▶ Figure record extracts
:::
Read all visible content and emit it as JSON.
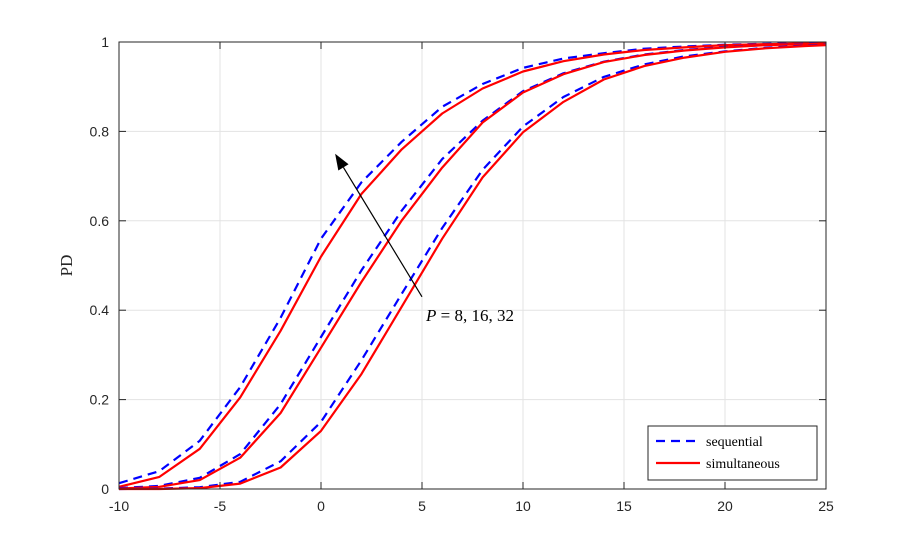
{
  "chart_data": {
    "type": "line",
    "title": "",
    "xlabel": "",
    "ylabel": "PD",
    "xlim": [
      -10,
      25
    ],
    "ylim": [
      0,
      1
    ],
    "xticks": [
      -10,
      -5,
      0,
      5,
      10,
      15,
      20,
      25
    ],
    "yticks": [
      0,
      0.2,
      0.4,
      0.6,
      0.8,
      1
    ],
    "xtick_labels": [
      "-10",
      "-5",
      "0",
      "5",
      "10",
      "15",
      "20",
      "25"
    ],
    "ytick_labels": [
      "0",
      "0.2",
      "0.4",
      "0.6",
      "0.8",
      "1"
    ],
    "grid": true,
    "legend_position": "bottom-right",
    "legend": [
      "sequential",
      "simultaneous"
    ],
    "x": [
      -10,
      -8,
      -6,
      -4,
      -2,
      0,
      2,
      4,
      6,
      8,
      10,
      12,
      14,
      16,
      18,
      20,
      22,
      24,
      25
    ],
    "series": [
      {
        "legend_entry": "sequential",
        "group": "P=8",
        "color": "#0000ff",
        "dash": "dashed",
        "values": [
          0.013,
          0.04,
          0.108,
          0.228,
          0.383,
          0.56,
          0.686,
          0.777,
          0.855,
          0.906,
          0.942,
          0.963,
          0.975,
          0.985,
          0.99,
          0.994,
          0.996,
          0.998,
          0.998
        ]
      },
      {
        "legend_entry": "simultaneous",
        "group": "P=8",
        "color": "#ff0000",
        "dash": "solid",
        "values": [
          0.005,
          0.027,
          0.09,
          0.205,
          0.354,
          0.52,
          0.66,
          0.76,
          0.84,
          0.896,
          0.934,
          0.957,
          0.972,
          0.982,
          0.988,
          0.993,
          0.995,
          0.997,
          0.998
        ]
      },
      {
        "legend_entry": "sequential",
        "group": "P=16",
        "color": "#0000ff",
        "dash": "dashed",
        "values": [
          0.002,
          0.007,
          0.025,
          0.078,
          0.19,
          0.34,
          0.489,
          0.623,
          0.738,
          0.824,
          0.89,
          0.93,
          0.956,
          0.972,
          0.982,
          0.989,
          0.993,
          0.996,
          0.997
        ]
      },
      {
        "legend_entry": "simultaneous",
        "group": "P=16",
        "color": "#ff0000",
        "dash": "solid",
        "values": [
          0.001,
          0.005,
          0.02,
          0.07,
          0.17,
          0.316,
          0.463,
          0.601,
          0.719,
          0.82,
          0.887,
          0.928,
          0.955,
          0.971,
          0.981,
          0.988,
          0.993,
          0.995,
          0.997
        ]
      },
      {
        "legend_entry": "sequential",
        "group": "P=32",
        "color": "#0000ff",
        "dash": "dashed",
        "values": [
          0.0,
          0.001,
          0.004,
          0.016,
          0.062,
          0.15,
          0.288,
          0.437,
          0.584,
          0.714,
          0.811,
          0.877,
          0.922,
          0.95,
          0.968,
          0.979,
          0.987,
          0.992,
          0.994
        ]
      },
      {
        "legend_entry": "simultaneous",
        "group": "P=32",
        "color": "#ff0000",
        "dash": "solid",
        "values": [
          0.0,
          0.0,
          0.002,
          0.012,
          0.048,
          0.13,
          0.257,
          0.408,
          0.56,
          0.697,
          0.798,
          0.866,
          0.916,
          0.946,
          0.965,
          0.978,
          0.986,
          0.991,
          0.993
        ]
      }
    ],
    "annotation": {
      "text": "P = 8, 16, 32",
      "arrow_from": {
        "x": 5.0,
        "y": 0.43
      },
      "arrow_to": {
        "x": 0.7,
        "y": 0.75
      }
    }
  }
}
:::
▶ WHAT YOU NEED TO DO
Copy the entries exactly. Leave out the images.

▶ RESULT
Read all visible content and emit it as JSON.
{
  "chart_data": {
    "type": "line",
    "title": "",
    "xlabel": "",
    "ylabel": "PD",
    "xlim": [
      -10,
      25
    ],
    "ylim": [
      0,
      1
    ],
    "xticks": [
      -10,
      -5,
      0,
      5,
      10,
      15,
      20,
      25
    ],
    "yticks": [
      0,
      0.2,
      0.4,
      0.6,
      0.8,
      1
    ],
    "xtick_labels": [
      "-10",
      "-5",
      "0",
      "5",
      "10",
      "15",
      "20",
      "25"
    ],
    "ytick_labels": [
      "0",
      "0.2",
      "0.4",
      "0.6",
      "0.8",
      "1"
    ],
    "grid": true,
    "legend_position": "bottom-right",
    "legend": [
      "sequential",
      "simultaneous"
    ],
    "x": [
      -10,
      -8,
      -6,
      -4,
      -2,
      0,
      2,
      4,
      6,
      8,
      10,
      12,
      14,
      16,
      18,
      20,
      22,
      24,
      25
    ],
    "series": [
      {
        "legend_entry": "sequential",
        "group": "P=8",
        "color": "#0000ff",
        "dash": "dashed",
        "values": [
          0.013,
          0.04,
          0.108,
          0.228,
          0.383,
          0.56,
          0.686,
          0.777,
          0.855,
          0.906,
          0.942,
          0.963,
          0.975,
          0.985,
          0.99,
          0.994,
          0.996,
          0.998,
          0.998
        ]
      },
      {
        "legend_entry": "simultaneous",
        "group": "P=8",
        "color": "#ff0000",
        "dash": "solid",
        "values": [
          0.005,
          0.027,
          0.09,
          0.205,
          0.354,
          0.52,
          0.66,
          0.76,
          0.84,
          0.896,
          0.934,
          0.957,
          0.972,
          0.982,
          0.988,
          0.993,
          0.995,
          0.997,
          0.998
        ]
      },
      {
        "legend_entry": "sequential",
        "group": "P=16",
        "color": "#0000ff",
        "dash": "dashed",
        "values": [
          0.002,
          0.007,
          0.025,
          0.078,
          0.19,
          0.34,
          0.489,
          0.623,
          0.738,
          0.824,
          0.89,
          0.93,
          0.956,
          0.972,
          0.982,
          0.989,
          0.993,
          0.996,
          0.997
        ]
      },
      {
        "legend_entry": "simultaneous",
        "group": "P=16",
        "color": "#ff0000",
        "dash": "solid",
        "values": [
          0.001,
          0.005,
          0.02,
          0.07,
          0.17,
          0.316,
          0.463,
          0.601,
          0.719,
          0.82,
          0.887,
          0.928,
          0.955,
          0.971,
          0.981,
          0.988,
          0.993,
          0.995,
          0.997
        ]
      },
      {
        "legend_entry": "sequential",
        "group": "P=32",
        "color": "#0000ff",
        "dash": "dashed",
        "values": [
          0.0,
          0.001,
          0.004,
          0.016,
          0.062,
          0.15,
          0.288,
          0.437,
          0.584,
          0.714,
          0.811,
          0.877,
          0.922,
          0.95,
          0.968,
          0.979,
          0.987,
          0.992,
          0.994
        ]
      },
      {
        "legend_entry": "simultaneous",
        "group": "P=32",
        "color": "#ff0000",
        "dash": "solid",
        "values": [
          0.0,
          0.0,
          0.002,
          0.012,
          0.048,
          0.13,
          0.257,
          0.408,
          0.56,
          0.697,
          0.798,
          0.866,
          0.916,
          0.946,
          0.965,
          0.978,
          0.986,
          0.991,
          0.993
        ]
      }
    ],
    "annotation": {
      "text": "P = 8, 16, 32",
      "arrow_from": {
        "x": 5.0,
        "y": 0.43
      },
      "arrow_to": {
        "x": 0.7,
        "y": 0.75
      }
    }
  }
}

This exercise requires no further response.